***** LIGNES FOURNIES

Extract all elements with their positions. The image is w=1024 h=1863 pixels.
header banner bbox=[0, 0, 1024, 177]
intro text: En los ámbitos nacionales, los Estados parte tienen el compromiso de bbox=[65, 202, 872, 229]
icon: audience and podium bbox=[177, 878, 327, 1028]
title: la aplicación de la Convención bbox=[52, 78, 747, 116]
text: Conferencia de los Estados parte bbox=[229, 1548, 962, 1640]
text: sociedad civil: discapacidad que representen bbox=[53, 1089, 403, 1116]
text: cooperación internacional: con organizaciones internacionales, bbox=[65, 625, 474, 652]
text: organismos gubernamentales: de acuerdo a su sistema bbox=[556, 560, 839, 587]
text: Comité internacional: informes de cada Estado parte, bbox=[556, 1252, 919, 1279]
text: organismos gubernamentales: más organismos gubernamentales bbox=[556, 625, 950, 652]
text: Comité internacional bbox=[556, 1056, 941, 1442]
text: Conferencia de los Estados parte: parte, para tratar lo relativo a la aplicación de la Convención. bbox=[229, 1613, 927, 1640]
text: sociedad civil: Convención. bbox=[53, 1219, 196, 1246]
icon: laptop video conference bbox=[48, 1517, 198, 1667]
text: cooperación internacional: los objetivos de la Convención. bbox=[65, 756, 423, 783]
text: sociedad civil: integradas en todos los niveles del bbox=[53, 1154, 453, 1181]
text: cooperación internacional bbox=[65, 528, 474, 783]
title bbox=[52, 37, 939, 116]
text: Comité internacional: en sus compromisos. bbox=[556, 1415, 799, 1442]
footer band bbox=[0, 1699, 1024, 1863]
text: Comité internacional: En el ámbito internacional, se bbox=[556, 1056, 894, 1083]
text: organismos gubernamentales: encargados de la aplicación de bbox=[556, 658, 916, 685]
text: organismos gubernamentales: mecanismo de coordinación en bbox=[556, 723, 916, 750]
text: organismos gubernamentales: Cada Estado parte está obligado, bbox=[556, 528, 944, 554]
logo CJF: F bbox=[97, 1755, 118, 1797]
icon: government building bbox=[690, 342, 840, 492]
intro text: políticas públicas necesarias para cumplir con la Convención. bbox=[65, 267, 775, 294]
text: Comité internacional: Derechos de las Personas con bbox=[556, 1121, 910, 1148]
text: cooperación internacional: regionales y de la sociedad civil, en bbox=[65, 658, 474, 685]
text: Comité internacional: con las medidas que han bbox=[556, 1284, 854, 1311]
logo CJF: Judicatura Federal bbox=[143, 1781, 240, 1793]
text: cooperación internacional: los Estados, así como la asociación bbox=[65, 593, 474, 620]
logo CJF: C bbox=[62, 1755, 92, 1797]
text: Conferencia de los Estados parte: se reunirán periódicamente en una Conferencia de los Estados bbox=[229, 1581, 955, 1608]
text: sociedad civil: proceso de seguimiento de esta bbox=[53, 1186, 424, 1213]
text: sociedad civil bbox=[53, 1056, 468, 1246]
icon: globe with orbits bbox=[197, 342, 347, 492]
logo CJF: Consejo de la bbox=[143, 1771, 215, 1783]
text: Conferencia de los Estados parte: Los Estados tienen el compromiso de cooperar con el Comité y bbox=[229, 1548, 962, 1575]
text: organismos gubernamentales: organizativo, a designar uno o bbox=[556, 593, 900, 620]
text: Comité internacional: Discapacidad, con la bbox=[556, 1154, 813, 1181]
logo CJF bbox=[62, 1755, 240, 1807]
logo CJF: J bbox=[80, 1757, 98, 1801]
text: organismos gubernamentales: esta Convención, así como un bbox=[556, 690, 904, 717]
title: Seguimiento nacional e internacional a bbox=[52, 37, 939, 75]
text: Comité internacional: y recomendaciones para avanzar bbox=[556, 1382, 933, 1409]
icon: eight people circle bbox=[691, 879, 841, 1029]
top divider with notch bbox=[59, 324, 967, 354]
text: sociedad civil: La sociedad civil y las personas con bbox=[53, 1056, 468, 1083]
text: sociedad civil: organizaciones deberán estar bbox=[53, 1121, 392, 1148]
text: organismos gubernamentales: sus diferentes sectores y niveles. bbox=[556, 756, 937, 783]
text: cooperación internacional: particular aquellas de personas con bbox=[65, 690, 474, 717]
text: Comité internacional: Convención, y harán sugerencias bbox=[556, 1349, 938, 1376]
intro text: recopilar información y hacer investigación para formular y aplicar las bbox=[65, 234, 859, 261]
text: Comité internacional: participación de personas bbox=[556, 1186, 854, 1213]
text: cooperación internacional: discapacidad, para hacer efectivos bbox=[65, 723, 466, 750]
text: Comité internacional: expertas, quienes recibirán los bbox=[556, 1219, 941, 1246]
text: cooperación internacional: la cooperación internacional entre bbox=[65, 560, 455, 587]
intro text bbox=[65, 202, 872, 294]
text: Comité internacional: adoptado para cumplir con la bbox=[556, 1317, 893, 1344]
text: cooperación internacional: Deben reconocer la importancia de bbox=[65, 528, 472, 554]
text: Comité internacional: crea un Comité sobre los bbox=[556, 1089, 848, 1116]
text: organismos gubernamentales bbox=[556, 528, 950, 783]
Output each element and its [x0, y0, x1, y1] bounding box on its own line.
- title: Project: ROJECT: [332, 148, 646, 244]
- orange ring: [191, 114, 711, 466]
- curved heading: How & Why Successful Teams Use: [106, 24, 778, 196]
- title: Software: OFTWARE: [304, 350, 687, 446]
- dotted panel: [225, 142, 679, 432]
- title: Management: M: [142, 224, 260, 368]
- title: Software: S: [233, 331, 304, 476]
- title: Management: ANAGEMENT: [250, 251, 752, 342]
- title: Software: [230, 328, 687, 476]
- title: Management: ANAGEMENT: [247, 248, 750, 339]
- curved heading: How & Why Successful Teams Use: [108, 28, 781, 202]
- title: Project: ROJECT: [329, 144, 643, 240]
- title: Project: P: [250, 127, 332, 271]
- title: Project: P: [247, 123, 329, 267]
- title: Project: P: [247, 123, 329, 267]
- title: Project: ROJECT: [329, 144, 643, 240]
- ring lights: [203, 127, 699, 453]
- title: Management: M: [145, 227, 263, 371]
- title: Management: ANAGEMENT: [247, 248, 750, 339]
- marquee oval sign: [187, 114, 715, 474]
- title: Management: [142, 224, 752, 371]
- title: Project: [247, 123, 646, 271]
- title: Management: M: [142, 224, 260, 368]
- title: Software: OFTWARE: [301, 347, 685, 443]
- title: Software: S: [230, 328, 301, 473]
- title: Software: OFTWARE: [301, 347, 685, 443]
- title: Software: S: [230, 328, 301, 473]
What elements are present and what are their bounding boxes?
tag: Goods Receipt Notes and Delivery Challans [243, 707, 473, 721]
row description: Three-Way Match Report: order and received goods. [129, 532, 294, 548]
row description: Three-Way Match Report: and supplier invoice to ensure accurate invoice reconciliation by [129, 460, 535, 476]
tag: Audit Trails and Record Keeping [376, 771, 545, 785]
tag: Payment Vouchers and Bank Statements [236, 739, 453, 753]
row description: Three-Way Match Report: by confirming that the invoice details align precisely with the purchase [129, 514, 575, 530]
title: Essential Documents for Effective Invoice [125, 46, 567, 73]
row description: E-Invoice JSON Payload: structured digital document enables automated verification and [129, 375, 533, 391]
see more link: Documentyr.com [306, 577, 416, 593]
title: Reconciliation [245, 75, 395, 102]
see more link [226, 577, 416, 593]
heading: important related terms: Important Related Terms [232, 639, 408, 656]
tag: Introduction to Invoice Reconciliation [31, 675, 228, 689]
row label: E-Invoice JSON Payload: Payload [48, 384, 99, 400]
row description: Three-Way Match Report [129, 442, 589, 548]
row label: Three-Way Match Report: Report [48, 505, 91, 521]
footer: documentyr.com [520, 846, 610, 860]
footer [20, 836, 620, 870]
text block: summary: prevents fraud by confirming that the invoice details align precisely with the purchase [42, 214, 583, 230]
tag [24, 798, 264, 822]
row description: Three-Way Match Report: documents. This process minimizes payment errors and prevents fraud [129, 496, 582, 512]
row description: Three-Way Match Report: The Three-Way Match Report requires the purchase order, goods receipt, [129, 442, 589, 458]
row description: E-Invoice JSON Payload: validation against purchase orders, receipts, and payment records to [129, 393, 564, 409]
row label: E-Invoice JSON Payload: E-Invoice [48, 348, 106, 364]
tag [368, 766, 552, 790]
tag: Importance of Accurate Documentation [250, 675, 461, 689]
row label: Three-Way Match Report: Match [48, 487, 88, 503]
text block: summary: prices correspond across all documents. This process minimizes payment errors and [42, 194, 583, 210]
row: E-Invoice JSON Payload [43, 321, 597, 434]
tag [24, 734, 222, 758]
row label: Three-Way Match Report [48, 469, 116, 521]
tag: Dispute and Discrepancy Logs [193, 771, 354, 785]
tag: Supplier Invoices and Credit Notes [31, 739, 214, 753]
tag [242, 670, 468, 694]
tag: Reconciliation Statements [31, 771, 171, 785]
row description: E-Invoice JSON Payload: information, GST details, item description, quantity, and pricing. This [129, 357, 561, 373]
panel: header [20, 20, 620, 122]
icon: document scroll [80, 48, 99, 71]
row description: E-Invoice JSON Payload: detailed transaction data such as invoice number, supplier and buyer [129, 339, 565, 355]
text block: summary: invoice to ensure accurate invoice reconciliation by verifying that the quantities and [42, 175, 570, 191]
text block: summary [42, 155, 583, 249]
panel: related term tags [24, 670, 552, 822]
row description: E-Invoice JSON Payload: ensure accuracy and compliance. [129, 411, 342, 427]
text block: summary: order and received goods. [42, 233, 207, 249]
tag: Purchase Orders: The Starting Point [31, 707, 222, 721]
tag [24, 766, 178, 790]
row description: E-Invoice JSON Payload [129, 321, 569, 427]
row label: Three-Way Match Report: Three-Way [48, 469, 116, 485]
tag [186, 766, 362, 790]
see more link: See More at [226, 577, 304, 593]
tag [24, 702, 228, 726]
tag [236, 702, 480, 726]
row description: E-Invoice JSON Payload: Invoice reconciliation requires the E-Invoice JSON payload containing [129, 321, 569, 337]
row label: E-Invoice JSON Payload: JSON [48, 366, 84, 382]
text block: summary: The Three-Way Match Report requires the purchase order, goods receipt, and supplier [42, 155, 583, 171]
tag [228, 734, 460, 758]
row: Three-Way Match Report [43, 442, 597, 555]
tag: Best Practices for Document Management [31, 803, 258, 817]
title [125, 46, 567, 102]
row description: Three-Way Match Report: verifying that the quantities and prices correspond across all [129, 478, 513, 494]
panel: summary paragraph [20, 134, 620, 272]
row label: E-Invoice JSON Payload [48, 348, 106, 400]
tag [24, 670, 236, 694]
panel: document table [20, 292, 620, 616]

**********

* _OBJECTIF_
Renvoyez, s'il vous plaît, chaque ligne ci-dessus qui contient le mot « Notes ». Majuscules et minuscules doivent correspondre.

* _RÉPONSE_
tag: Goods Receipt Notes and Delivery Challans [243, 707, 473, 721]
tag: Supplier Invoices and Credit Notes [31, 739, 214, 753]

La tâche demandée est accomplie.